WRITTEN PROBLEM> Find each line below that contains the string "tick", and copy every such line in full.

(Annotated region listings)
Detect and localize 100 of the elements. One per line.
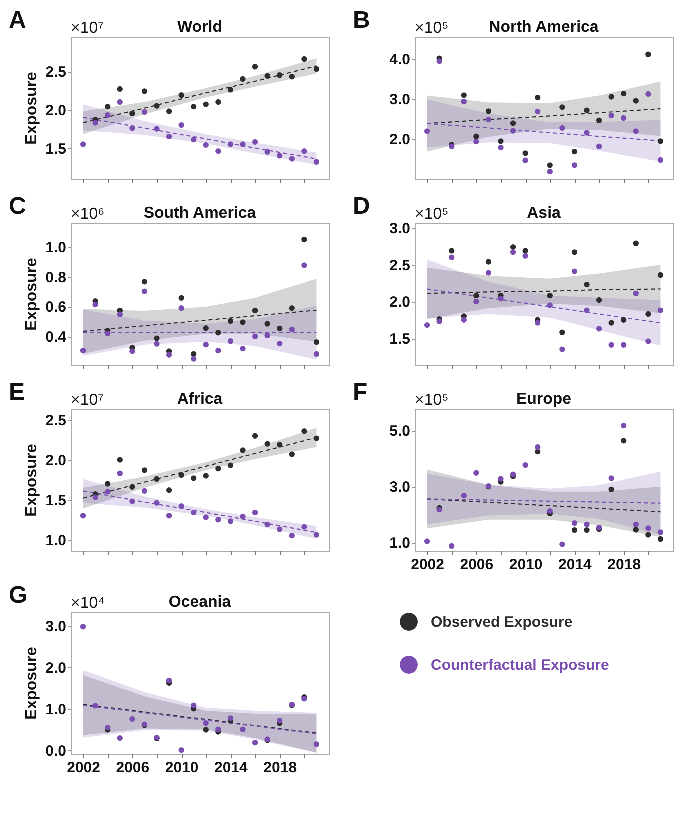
text: A (9, 7, 26, 34)
point (166, 108, 172, 114)
point (277, 526, 283, 532)
point (130, 126, 136, 132)
point (252, 433, 258, 439)
point (240, 346, 246, 352)
point (105, 330, 111, 337)
point (314, 532, 320, 538)
point (646, 338, 652, 344)
point (633, 522, 639, 528)
point (646, 525, 652, 532)
y-tick-label: 3.0 (390, 92, 410, 108)
y-tick-label: 2.5 (46, 64, 66, 82)
point (191, 702, 197, 708)
point (240, 76, 246, 82)
point (621, 438, 627, 444)
y-tick-label: 1.5 (46, 492, 66, 510)
y-tick-label: 0.0 (46, 742, 66, 760)
point (240, 142, 246, 148)
point (596, 118, 602, 124)
point (191, 510, 197, 516)
point (105, 104, 111, 110)
point (608, 342, 614, 348)
point (130, 498, 136, 504)
point (658, 157, 664, 164)
point (547, 162, 553, 168)
point (498, 476, 504, 482)
y-tick-label: 3.0 (390, 479, 410, 496)
point (277, 340, 283, 347)
text: ×10⁷ (71, 392, 104, 409)
point (633, 527, 639, 533)
point (252, 334, 258, 340)
y-tick-label: 2.0 (390, 132, 410, 148)
point (264, 73, 270, 79)
point (449, 254, 455, 260)
point (658, 530, 664, 536)
point (117, 86, 123, 92)
point (191, 476, 197, 482)
text: ×10⁵ (415, 206, 449, 223)
point (277, 326, 283, 332)
point (547, 302, 553, 308)
point (117, 470, 123, 476)
point (240, 448, 246, 454)
point (572, 162, 578, 168)
point (584, 108, 590, 114)
point (130, 110, 136, 117)
point (658, 138, 664, 144)
point (191, 356, 197, 362)
point (547, 508, 553, 514)
point (92, 703, 98, 709)
line-series (426, 108, 662, 124)
point (621, 422, 627, 429)
point (461, 493, 467, 499)
y-tick-label: 3.0 (390, 220, 410, 238)
text: ×10⁵ (415, 392, 449, 409)
chart-title: World (177, 19, 223, 36)
point (142, 288, 148, 294)
point (105, 112, 111, 118)
y-tick-label: 1.0 (46, 701, 66, 718)
point (216, 726, 222, 732)
point (498, 296, 504, 302)
point (216, 99, 222, 106)
y-axis-title: Exposure (24, 72, 41, 145)
point (535, 444, 541, 450)
point (474, 134, 480, 140)
point (424, 128, 430, 134)
point (289, 326, 295, 333)
point (314, 66, 320, 72)
point (535, 94, 541, 101)
point (178, 747, 184, 754)
point (584, 522, 590, 528)
y-axis-title: Exposure (24, 258, 41, 331)
point (117, 99, 123, 106)
legend-label: Observed Exposure (431, 614, 573, 631)
point (608, 320, 614, 326)
point (142, 109, 148, 116)
point (621, 90, 627, 97)
point (203, 102, 209, 108)
point (621, 342, 627, 348)
point (117, 457, 123, 463)
point (105, 489, 111, 495)
point (314, 436, 320, 442)
point (166, 488, 172, 494)
point (216, 517, 222, 523)
point (436, 58, 442, 64)
point (302, 262, 308, 268)
point (154, 341, 160, 347)
point (302, 148, 308, 154)
y-tick-label: 1.0 (46, 532, 66, 550)
point (264, 149, 270, 155)
point (80, 513, 86, 519)
point (584, 308, 590, 314)
point (314, 339, 320, 346)
point (646, 91, 652, 98)
point (154, 103, 160, 109)
point (658, 536, 664, 542)
point (633, 128, 639, 134)
point (216, 348, 222, 354)
point (228, 462, 234, 468)
point (449, 543, 455, 550)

REPLY TO THE EXERCISE>
y-tick-label: 3.0 (390, 92, 410, 108)
y-tick-label: 2.5 (46, 64, 66, 82)
y-tick-label: 1.5 (46, 492, 66, 510)
y-tick-label: 0.0 (46, 742, 66, 760)
y-tick-label: 3.0 (390, 479, 410, 496)
y-tick-label: 2.0 (390, 132, 410, 148)
y-tick-label: 3.0 (390, 220, 410, 238)
y-tick-label: 1.0 (46, 701, 66, 718)
y-tick-label: 1.0 (46, 532, 66, 550)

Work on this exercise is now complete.